> _Challenge_
Check every line below for the word "Information" and copy the ones that have it.

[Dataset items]
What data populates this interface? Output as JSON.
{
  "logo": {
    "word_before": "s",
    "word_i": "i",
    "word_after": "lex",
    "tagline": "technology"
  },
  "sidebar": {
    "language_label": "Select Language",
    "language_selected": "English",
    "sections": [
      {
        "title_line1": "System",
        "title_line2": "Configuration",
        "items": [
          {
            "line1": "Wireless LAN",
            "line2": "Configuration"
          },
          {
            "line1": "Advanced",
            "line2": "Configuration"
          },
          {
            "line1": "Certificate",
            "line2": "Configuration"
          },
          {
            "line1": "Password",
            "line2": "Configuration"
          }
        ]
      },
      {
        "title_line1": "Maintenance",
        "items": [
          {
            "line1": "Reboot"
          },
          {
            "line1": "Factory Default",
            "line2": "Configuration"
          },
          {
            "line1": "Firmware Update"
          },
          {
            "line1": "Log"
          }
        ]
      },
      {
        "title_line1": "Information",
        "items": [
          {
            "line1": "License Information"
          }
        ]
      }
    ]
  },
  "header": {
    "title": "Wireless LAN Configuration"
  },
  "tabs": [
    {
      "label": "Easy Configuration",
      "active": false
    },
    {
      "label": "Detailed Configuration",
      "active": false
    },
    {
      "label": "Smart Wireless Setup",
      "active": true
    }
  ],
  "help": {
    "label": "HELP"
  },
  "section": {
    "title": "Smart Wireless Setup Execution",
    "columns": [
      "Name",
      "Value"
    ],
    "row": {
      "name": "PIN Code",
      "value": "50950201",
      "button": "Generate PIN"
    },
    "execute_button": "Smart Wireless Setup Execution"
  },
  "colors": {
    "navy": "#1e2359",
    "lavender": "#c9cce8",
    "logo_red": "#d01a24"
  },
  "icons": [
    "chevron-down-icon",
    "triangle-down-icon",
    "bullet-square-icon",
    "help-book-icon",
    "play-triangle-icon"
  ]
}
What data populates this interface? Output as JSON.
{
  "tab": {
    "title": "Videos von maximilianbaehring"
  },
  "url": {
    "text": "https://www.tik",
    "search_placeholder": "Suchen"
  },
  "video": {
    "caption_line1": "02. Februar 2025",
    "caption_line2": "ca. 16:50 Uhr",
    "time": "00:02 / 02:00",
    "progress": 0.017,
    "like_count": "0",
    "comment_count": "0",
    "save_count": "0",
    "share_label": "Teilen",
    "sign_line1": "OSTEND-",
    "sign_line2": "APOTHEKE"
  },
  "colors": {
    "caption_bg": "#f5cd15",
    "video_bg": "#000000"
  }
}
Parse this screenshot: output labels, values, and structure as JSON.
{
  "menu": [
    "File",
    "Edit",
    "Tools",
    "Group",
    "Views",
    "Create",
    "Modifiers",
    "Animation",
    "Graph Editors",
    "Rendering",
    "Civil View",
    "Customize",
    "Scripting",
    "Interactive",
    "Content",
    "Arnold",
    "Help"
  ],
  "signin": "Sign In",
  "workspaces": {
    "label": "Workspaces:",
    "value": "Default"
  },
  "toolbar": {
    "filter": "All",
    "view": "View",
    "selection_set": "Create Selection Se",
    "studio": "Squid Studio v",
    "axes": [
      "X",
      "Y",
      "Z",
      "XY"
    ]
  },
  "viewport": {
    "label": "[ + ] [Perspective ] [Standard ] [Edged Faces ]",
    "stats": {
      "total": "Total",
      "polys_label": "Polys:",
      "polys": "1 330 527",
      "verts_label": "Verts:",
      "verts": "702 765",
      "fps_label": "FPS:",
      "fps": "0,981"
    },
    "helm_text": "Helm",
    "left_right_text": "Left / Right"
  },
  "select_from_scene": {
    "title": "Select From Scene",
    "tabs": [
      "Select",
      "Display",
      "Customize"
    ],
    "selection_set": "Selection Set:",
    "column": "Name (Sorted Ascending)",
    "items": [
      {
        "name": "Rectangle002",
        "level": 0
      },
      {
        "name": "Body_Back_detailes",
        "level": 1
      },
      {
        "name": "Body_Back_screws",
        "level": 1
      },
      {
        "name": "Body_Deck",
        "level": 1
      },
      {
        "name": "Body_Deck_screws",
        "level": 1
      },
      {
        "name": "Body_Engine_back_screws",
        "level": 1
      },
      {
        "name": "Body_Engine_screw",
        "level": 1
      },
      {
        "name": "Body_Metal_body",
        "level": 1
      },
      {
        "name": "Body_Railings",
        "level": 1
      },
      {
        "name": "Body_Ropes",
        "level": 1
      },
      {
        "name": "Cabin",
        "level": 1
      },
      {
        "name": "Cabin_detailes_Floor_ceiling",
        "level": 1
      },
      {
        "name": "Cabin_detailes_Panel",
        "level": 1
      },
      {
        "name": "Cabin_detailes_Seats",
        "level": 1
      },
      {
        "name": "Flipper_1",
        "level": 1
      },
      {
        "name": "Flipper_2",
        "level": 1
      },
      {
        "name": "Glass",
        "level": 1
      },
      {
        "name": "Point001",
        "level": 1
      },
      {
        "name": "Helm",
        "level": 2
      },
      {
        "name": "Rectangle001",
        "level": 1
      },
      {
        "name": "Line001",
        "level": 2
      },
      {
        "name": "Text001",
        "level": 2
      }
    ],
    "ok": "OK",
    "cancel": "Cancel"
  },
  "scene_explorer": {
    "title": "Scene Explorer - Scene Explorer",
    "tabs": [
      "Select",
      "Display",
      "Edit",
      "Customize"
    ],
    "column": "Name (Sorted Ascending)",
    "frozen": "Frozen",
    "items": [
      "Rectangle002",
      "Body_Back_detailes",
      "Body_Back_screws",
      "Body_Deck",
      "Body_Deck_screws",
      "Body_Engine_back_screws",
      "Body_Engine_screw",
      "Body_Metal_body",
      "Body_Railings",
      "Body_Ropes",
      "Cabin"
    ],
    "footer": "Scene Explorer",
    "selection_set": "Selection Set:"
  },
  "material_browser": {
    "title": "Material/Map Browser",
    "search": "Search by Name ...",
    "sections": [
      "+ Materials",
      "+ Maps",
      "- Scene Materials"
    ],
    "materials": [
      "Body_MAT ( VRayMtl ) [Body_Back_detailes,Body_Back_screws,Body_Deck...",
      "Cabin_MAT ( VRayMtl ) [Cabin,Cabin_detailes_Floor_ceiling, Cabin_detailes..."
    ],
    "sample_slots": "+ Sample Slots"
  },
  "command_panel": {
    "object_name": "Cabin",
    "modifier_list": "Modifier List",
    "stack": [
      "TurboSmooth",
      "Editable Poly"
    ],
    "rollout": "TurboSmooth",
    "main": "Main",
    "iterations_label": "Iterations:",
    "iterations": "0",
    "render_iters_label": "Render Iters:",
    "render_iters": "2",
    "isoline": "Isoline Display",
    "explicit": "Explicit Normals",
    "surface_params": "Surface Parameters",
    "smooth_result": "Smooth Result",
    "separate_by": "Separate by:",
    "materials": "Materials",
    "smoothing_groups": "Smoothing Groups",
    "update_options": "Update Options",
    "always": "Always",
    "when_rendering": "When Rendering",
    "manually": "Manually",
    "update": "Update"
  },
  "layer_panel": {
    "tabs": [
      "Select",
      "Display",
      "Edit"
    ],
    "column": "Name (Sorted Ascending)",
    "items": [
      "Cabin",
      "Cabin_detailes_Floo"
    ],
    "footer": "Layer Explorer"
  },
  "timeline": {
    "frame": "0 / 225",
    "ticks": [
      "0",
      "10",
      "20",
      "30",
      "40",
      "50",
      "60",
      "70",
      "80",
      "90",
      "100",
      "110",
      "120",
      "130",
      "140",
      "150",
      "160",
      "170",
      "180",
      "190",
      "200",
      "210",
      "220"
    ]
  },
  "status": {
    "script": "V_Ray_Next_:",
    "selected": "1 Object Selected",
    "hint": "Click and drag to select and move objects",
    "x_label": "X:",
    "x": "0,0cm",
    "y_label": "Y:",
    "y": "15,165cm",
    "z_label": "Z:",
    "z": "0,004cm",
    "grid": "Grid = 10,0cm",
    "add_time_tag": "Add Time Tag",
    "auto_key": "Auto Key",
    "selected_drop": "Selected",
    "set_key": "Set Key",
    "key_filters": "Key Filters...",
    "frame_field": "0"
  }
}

> _Complete response_
        "title_line1": "Information",
            "line1": "License Information"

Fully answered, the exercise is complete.